▶ [What to work on] Copy out all lines that carry the word "baptizati".
— START Recorded information —
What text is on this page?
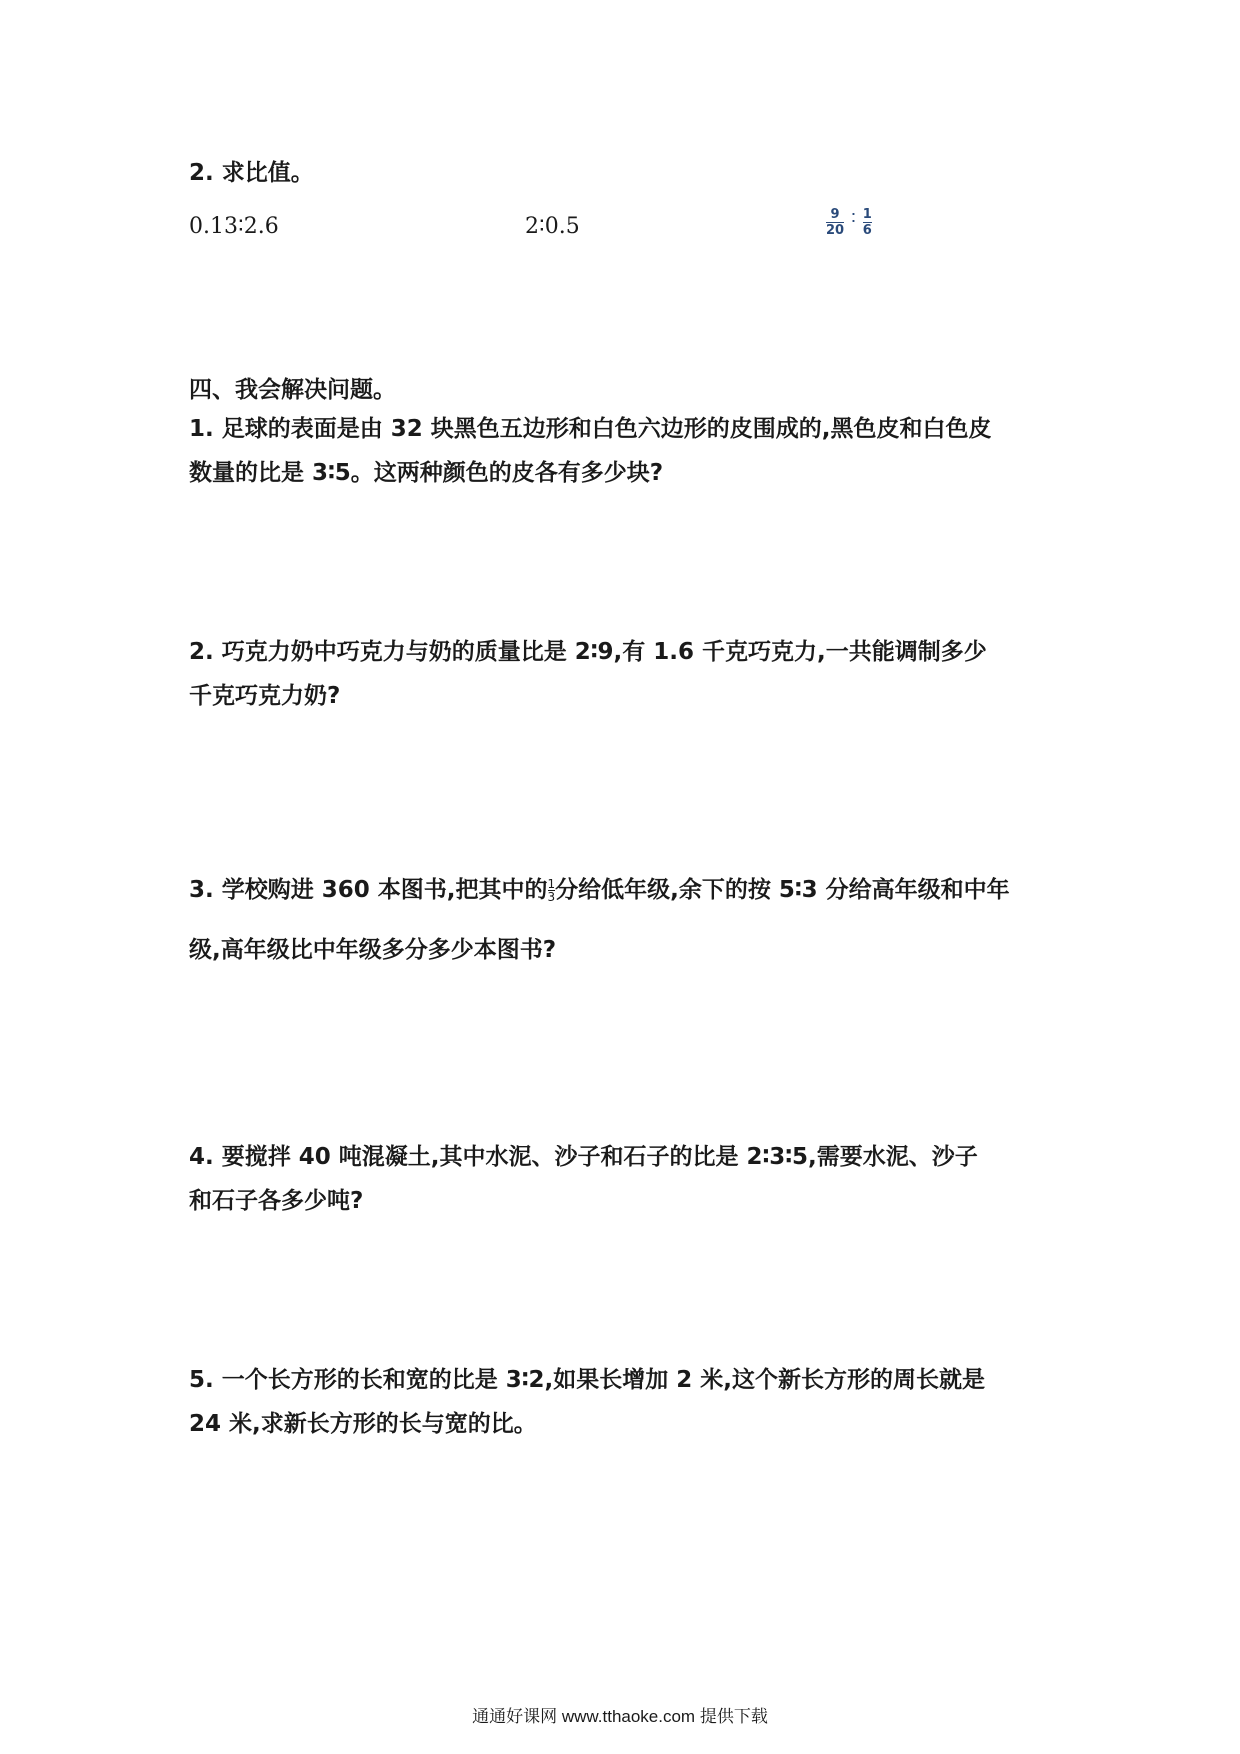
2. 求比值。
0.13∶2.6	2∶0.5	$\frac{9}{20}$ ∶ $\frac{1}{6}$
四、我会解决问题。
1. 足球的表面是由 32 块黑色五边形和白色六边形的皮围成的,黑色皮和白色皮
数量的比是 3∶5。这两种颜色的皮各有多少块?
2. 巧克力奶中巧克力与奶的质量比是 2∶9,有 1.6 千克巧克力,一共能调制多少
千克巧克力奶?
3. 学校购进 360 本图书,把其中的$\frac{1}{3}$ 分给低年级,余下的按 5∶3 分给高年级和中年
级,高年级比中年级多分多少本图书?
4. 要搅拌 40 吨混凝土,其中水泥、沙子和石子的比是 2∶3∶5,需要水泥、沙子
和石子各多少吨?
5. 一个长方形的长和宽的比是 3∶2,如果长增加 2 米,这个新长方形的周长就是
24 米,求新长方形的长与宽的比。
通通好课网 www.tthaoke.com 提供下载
— END Recorded information —
— START Recorded information —
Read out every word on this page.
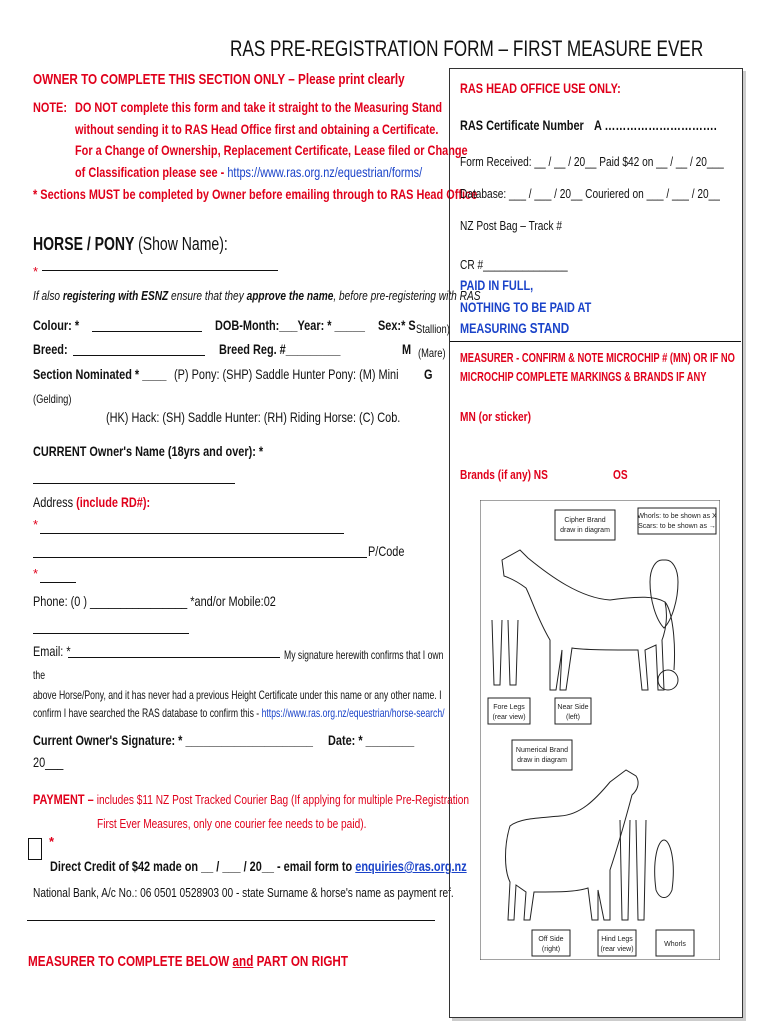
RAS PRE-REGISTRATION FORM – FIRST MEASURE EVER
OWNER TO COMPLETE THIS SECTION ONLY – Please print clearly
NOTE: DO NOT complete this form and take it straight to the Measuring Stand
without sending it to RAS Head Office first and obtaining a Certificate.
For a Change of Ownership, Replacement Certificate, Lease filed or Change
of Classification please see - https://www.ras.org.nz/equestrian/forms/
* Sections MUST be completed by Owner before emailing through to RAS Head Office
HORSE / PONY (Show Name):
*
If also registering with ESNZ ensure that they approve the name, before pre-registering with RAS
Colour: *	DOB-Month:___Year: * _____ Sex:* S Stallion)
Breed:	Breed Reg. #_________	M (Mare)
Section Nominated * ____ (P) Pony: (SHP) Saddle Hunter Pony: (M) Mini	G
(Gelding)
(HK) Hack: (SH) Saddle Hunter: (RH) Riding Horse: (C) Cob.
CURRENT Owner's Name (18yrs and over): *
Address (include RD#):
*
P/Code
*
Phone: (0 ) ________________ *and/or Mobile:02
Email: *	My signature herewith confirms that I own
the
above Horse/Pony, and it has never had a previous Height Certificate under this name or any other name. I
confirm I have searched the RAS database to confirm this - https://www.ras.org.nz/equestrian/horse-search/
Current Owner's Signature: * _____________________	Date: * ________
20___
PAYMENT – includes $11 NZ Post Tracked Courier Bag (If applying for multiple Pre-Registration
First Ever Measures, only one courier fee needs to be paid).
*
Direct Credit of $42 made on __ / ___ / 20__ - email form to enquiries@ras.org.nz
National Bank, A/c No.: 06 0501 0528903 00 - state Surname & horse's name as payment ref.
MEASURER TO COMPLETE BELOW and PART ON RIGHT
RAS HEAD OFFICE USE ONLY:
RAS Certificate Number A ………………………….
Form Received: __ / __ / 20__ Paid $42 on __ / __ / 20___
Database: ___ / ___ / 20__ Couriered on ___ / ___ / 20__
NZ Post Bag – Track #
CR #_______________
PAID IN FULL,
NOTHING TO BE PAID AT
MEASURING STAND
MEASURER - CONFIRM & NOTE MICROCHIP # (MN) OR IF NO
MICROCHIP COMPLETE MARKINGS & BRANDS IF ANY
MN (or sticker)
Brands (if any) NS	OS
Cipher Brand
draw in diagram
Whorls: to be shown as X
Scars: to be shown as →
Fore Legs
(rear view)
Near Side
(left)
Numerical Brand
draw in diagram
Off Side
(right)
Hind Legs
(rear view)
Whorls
— END Recorded information —
— START Recorded information —
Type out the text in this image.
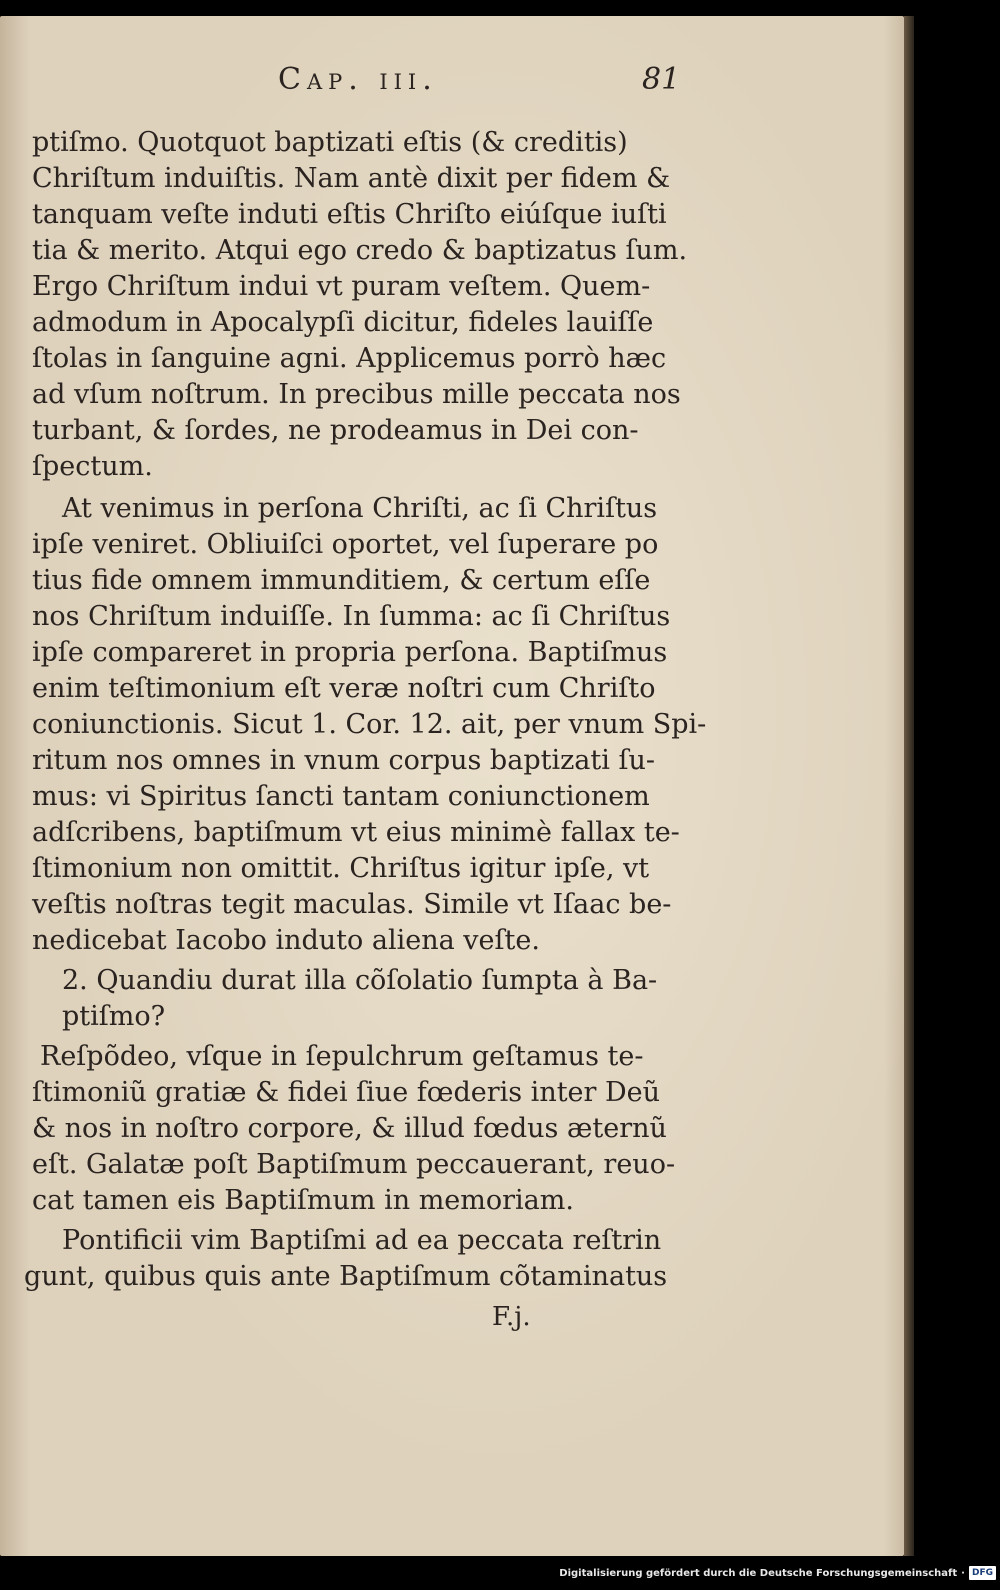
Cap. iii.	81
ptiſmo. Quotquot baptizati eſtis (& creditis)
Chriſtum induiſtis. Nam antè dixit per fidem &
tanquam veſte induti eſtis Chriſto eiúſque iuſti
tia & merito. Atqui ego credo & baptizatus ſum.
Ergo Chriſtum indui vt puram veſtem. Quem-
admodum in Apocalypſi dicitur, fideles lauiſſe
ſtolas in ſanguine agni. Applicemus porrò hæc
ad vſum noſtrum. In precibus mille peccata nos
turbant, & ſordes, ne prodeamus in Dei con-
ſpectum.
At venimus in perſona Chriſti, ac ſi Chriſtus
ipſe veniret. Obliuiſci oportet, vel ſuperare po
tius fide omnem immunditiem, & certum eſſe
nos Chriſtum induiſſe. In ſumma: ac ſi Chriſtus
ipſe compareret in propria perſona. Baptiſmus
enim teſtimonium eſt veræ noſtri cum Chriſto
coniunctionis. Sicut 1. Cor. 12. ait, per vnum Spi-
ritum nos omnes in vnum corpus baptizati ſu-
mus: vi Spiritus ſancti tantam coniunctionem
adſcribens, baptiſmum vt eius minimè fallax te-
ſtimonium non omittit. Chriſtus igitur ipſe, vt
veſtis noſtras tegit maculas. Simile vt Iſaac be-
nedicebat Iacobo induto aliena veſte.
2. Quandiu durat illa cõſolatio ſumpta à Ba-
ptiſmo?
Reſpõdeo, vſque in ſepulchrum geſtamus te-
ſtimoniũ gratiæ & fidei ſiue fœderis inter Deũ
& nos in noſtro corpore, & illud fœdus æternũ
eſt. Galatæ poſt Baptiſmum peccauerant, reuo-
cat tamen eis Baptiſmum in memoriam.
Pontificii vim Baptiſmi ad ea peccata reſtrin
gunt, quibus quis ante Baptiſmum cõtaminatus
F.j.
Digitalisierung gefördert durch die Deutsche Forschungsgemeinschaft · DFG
— END Recorded information —
▶ [Answer in full]
ptiſmo. Quotquot baptizati eſtis (& creditis)
ritum nos omnes in vnum corpus baptizati ſu-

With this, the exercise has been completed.